**WORK REQUIRED**
Extract the lines that hold the string "from".

**PROVIDED RECORDS**

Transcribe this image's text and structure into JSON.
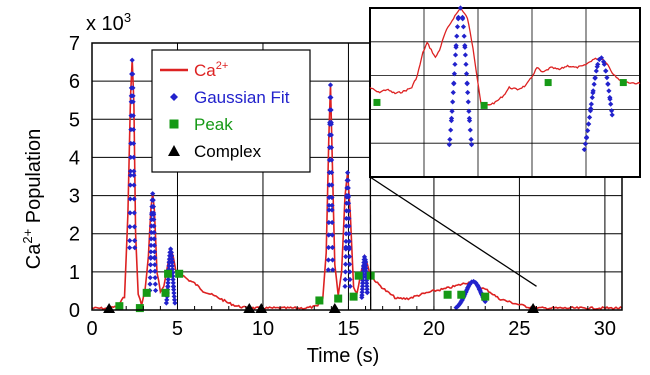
{
  "chart_data": {
    "type": "line",
    "xlabel": "Time (s)",
    "ylabel_main": "Ca",
    "ylabel_sup": "2+",
    "ylabel_rest": " Population",
    "multiplier_base": "x 10",
    "multiplier_exp": "3",
    "xlim": [
      0,
      31
    ],
    "ylim": [
      0,
      7
    ],
    "x_ticks": [
      0,
      5,
      10,
      15,
      20,
      25,
      30
    ],
    "y_ticks": [
      0,
      1,
      2,
      3,
      4,
      5,
      6,
      7
    ],
    "grid": true,
    "legend_position": "top-left",
    "colors": {
      "ca": "#dd2222",
      "fit": "#2222cc",
      "peak": "#169916",
      "complex": "#000000"
    },
    "legend": [
      {
        "label_main": "Ca",
        "label_sup": "2+",
        "marker": "line",
        "color": "#dd2222"
      },
      {
        "label_main": "Gaussian Fit",
        "label_sup": "",
        "marker": "diamond",
        "color": "#2222cc"
      },
      {
        "label_main": "Peak",
        "label_sup": "",
        "marker": "square",
        "color": "#169916"
      },
      {
        "label_main": "Complex",
        "label_sup": "",
        "marker": "triangle",
        "color": "#000000"
      }
    ],
    "ca_trace": [
      [
        0,
        0.05
      ],
      [
        1.0,
        0.04
      ],
      [
        1.5,
        0.1
      ],
      [
        1.9,
        0.35
      ],
      [
        2.1,
        2.5
      ],
      [
        2.25,
        5.6
      ],
      [
        2.35,
        6.55
      ],
      [
        2.45,
        5.4
      ],
      [
        2.55,
        2.0
      ],
      [
        2.7,
        0.4
      ],
      [
        2.9,
        0.15
      ],
      [
        3.1,
        0.5
      ],
      [
        3.3,
        1.4
      ],
      [
        3.45,
        2.7
      ],
      [
        3.55,
        3.05
      ],
      [
        3.65,
        2.6
      ],
      [
        3.8,
        1.0
      ],
      [
        4.0,
        0.5
      ],
      [
        4.2,
        0.6
      ],
      [
        4.45,
        1.25
      ],
      [
        4.6,
        1.6
      ],
      [
        4.75,
        1.4
      ],
      [
        4.9,
        1.0
      ],
      [
        5.2,
        0.95
      ],
      [
        5.6,
        0.8
      ],
      [
        6.0,
        0.7
      ],
      [
        6.5,
        0.5
      ],
      [
        7.0,
        0.4
      ],
      [
        7.5,
        0.3
      ],
      [
        8.0,
        0.18
      ],
      [
        8.5,
        0.1
      ],
      [
        9.0,
        0.06
      ],
      [
        9.5,
        0.05
      ],
      [
        12.5,
        0.05
      ],
      [
        13.2,
        0.1
      ],
      [
        13.5,
        0.3
      ],
      [
        13.7,
        1.5
      ],
      [
        13.85,
        4.5
      ],
      [
        13.95,
        5.9
      ],
      [
        14.05,
        4.0
      ],
      [
        14.2,
        1.2
      ],
      [
        14.4,
        0.4
      ],
      [
        14.6,
        1.0
      ],
      [
        14.8,
        3.0
      ],
      [
        14.95,
        3.6
      ],
      [
        15.1,
        2.6
      ],
      [
        15.3,
        0.6
      ],
      [
        15.5,
        0.45
      ],
      [
        15.75,
        1.0
      ],
      [
        15.95,
        1.4
      ],
      [
        16.1,
        1.2
      ],
      [
        16.3,
        0.9
      ],
      [
        16.7,
        0.7
      ],
      [
        17.2,
        0.5
      ],
      [
        17.8,
        0.3
      ],
      [
        18.5,
        0.3
      ],
      [
        19.2,
        0.4
      ],
      [
        20.0,
        0.5
      ],
      [
        20.6,
        0.55
      ],
      [
        21.2,
        0.62
      ],
      [
        21.8,
        0.7
      ],
      [
        22.3,
        0.75
      ],
      [
        22.7,
        0.6
      ],
      [
        23.2,
        0.5
      ],
      [
        23.8,
        0.3
      ],
      [
        24.5,
        0.2
      ],
      [
        25.5,
        0.08
      ],
      [
        26.0,
        0.05
      ],
      [
        31,
        0.05
      ]
    ],
    "fits": [
      {
        "center": 2.35,
        "height": 6.55,
        "width": 0.09,
        "from": 2.2,
        "to": 2.5
      },
      {
        "center": 3.55,
        "height": 3.05,
        "width": 0.09,
        "from": 3.38,
        "to": 3.72
      },
      {
        "center": 4.6,
        "height": 1.6,
        "width": 0.12,
        "from": 4.35,
        "to": 4.85
      },
      {
        "center": 13.95,
        "height": 5.9,
        "width": 0.07,
        "from": 13.82,
        "to": 14.08
      },
      {
        "center": 14.95,
        "height": 3.6,
        "width": 0.08,
        "from": 14.8,
        "to": 15.1
      },
      {
        "center": 15.95,
        "height": 1.4,
        "width": 0.1,
        "from": 15.78,
        "to": 16.1
      },
      {
        "center": 22.3,
        "height": 0.75,
        "width": 0.45,
        "from": 21.3,
        "to": 23.0
      }
    ],
    "peaks": [
      [
        1.6,
        0.1
      ],
      [
        2.8,
        0.05
      ],
      [
        3.2,
        0.45
      ],
      [
        4.3,
        0.45
      ],
      [
        4.45,
        0.95
      ],
      [
        5.1,
        0.95
      ],
      [
        13.3,
        0.25
      ],
      [
        14.4,
        0.3
      ],
      [
        15.3,
        0.35
      ],
      [
        15.6,
        0.9
      ],
      [
        16.3,
        0.9
      ],
      [
        20.8,
        0.4
      ],
      [
        21.6,
        0.4
      ],
      [
        23.0,
        0.35
      ]
    ],
    "complexes": [
      1.0,
      9.2,
      9.9,
      14.2,
      25.8
    ],
    "inset": {
      "x_range": [
        16.3,
        26.0
      ],
      "y_range": [
        0,
        1.7
      ],
      "grid_cols": 5,
      "grid_rows": 5,
      "trace": [
        [
          16.3,
          0.9
        ],
        [
          16.6,
          0.85
        ],
        [
          16.9,
          0.88
        ],
        [
          17.2,
          0.84
        ],
        [
          17.5,
          0.86
        ],
        [
          17.8,
          0.9
        ],
        [
          18.0,
          1.02
        ],
        [
          18.2,
          1.25
        ],
        [
          18.35,
          1.35
        ],
        [
          18.5,
          1.28
        ],
        [
          18.65,
          1.2
        ],
        [
          18.8,
          1.28
        ],
        [
          19.0,
          1.45
        ],
        [
          19.3,
          1.6
        ],
        [
          19.55,
          1.7
        ],
        [
          19.8,
          1.6
        ],
        [
          20.0,
          1.3
        ],
        [
          20.15,
          1.0
        ],
        [
          20.3,
          0.72
        ],
        [
          20.5,
          0.72
        ],
        [
          20.8,
          0.75
        ],
        [
          21.1,
          0.82
        ],
        [
          21.3,
          0.9
        ],
        [
          21.6,
          0.88
        ],
        [
          21.9,
          0.92
        ],
        [
          22.1,
          1.0
        ],
        [
          22.3,
          1.1
        ],
        [
          22.5,
          1.05
        ],
        [
          22.8,
          1.1
        ],
        [
          23.1,
          1.08
        ],
        [
          23.4,
          1.12
        ],
        [
          23.7,
          1.1
        ],
        [
          24.0,
          1.12
        ],
        [
          24.3,
          1.18
        ],
        [
          24.6,
          1.2
        ],
        [
          24.8,
          1.15
        ],
        [
          25.0,
          1.05
        ],
        [
          25.3,
          0.97
        ],
        [
          25.6,
          0.95
        ],
        [
          26.0,
          0.94
        ]
      ],
      "fits": [
        {
          "center": 19.55,
          "height": 1.7,
          "width": 0.22,
          "from": 19.15,
          "to": 19.95
        },
        {
          "center": 24.6,
          "height": 1.2,
          "width": 0.35,
          "from": 24.0,
          "to": 25.0
        }
      ],
      "peaks": [
        [
          16.55,
          0.75
        ],
        [
          20.4,
          0.72
        ],
        [
          22.7,
          0.95
        ],
        [
          25.4,
          0.95
        ]
      ]
    }
  }
}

**EXERCISE ANSWER**
        "from": 2.2,
        "from": 3.38,
        "from": 4.35,
        "from": 13.82,
        "from": 14.8,
        "from": 15.78,
        "from": 21.3,
          "from": 19.15,
          "from": 24.0,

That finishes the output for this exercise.